## DIRECTIVE
Collect all lines from the listing that include the string "ansamblima".

(Dataset entries on figures)
begin
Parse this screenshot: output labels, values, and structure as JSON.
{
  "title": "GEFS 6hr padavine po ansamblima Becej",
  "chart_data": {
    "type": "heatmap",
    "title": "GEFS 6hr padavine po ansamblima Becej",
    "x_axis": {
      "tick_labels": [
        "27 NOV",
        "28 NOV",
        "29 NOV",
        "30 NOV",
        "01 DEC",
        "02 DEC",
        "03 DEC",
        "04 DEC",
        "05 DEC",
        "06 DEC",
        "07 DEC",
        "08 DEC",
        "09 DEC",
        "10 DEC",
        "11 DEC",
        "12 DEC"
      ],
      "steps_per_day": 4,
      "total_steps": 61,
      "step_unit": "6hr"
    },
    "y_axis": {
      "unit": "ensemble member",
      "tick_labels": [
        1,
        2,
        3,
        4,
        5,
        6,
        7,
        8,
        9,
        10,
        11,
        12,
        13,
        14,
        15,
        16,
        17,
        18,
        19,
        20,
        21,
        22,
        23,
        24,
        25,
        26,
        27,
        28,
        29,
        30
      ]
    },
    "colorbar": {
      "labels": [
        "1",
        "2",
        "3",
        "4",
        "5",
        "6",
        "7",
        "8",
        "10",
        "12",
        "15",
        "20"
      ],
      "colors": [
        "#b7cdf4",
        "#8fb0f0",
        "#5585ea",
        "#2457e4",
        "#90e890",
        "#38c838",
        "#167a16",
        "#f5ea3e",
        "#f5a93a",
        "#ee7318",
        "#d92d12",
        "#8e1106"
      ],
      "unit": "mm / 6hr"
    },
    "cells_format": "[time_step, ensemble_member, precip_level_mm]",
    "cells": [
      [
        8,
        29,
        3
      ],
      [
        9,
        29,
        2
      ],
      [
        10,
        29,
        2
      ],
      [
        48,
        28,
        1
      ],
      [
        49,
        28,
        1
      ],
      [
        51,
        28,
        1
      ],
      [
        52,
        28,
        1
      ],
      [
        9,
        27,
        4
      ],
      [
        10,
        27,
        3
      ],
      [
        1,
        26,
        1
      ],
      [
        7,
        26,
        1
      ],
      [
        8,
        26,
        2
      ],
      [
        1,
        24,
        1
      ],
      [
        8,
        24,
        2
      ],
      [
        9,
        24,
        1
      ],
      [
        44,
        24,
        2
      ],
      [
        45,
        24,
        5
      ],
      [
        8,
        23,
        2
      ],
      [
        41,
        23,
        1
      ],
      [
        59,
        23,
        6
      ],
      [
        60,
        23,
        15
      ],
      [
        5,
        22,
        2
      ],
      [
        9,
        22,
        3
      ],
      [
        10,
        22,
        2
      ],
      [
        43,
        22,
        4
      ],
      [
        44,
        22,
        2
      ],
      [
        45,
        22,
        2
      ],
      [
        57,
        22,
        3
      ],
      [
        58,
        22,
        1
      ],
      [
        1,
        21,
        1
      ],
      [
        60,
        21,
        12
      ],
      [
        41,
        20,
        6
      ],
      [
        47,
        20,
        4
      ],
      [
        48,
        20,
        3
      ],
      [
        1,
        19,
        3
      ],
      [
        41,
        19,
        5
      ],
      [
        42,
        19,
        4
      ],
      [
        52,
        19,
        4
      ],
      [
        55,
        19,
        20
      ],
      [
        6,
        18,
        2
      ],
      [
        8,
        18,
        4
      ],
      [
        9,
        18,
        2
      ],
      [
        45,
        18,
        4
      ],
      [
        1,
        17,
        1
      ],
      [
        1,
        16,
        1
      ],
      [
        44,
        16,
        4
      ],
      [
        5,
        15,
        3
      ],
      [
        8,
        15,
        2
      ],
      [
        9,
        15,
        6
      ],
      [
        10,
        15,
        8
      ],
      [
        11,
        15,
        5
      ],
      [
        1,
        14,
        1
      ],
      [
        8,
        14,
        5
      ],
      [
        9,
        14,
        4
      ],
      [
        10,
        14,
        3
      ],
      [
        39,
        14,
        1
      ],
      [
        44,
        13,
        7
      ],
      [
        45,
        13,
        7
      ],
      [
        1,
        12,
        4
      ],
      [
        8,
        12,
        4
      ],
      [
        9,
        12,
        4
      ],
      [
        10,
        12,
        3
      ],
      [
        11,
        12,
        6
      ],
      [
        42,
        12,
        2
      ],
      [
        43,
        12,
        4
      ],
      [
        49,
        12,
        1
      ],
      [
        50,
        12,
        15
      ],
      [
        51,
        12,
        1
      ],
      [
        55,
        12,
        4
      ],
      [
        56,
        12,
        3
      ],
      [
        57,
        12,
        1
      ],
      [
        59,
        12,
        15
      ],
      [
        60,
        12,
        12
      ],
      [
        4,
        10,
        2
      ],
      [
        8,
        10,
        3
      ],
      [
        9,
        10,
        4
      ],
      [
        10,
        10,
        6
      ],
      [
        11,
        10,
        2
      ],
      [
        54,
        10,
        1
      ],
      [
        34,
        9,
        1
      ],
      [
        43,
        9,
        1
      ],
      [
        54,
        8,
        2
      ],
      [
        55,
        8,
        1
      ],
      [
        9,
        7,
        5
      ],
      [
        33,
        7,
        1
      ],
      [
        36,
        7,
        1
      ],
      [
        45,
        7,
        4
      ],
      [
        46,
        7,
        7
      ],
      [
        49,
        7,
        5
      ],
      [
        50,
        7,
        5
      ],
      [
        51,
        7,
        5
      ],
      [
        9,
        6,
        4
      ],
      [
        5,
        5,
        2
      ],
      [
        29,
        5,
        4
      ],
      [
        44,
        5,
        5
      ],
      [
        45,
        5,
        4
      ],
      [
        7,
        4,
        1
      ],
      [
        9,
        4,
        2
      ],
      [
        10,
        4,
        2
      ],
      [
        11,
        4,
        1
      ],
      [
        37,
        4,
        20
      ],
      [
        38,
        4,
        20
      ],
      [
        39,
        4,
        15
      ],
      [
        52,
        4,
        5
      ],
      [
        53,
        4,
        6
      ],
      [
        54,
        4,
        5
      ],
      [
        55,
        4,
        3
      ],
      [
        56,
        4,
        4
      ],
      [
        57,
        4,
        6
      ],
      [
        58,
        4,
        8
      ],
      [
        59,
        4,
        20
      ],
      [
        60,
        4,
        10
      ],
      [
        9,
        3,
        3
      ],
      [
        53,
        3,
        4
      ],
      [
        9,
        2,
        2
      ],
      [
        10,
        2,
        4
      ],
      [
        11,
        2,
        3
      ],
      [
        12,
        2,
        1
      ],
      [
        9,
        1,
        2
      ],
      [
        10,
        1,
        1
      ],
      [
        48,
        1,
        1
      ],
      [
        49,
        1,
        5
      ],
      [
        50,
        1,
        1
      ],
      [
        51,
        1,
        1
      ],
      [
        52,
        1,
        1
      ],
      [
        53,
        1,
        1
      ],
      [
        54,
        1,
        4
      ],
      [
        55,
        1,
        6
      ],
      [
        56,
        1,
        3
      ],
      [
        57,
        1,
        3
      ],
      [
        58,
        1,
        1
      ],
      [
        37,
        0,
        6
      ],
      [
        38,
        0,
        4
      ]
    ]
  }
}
end
## EXERCISE SOLUTION
  "title": "GEFS 6hr padavine po ansamblima Becej",
    "title": "GEFS 6hr padavine po ansamblima Becej",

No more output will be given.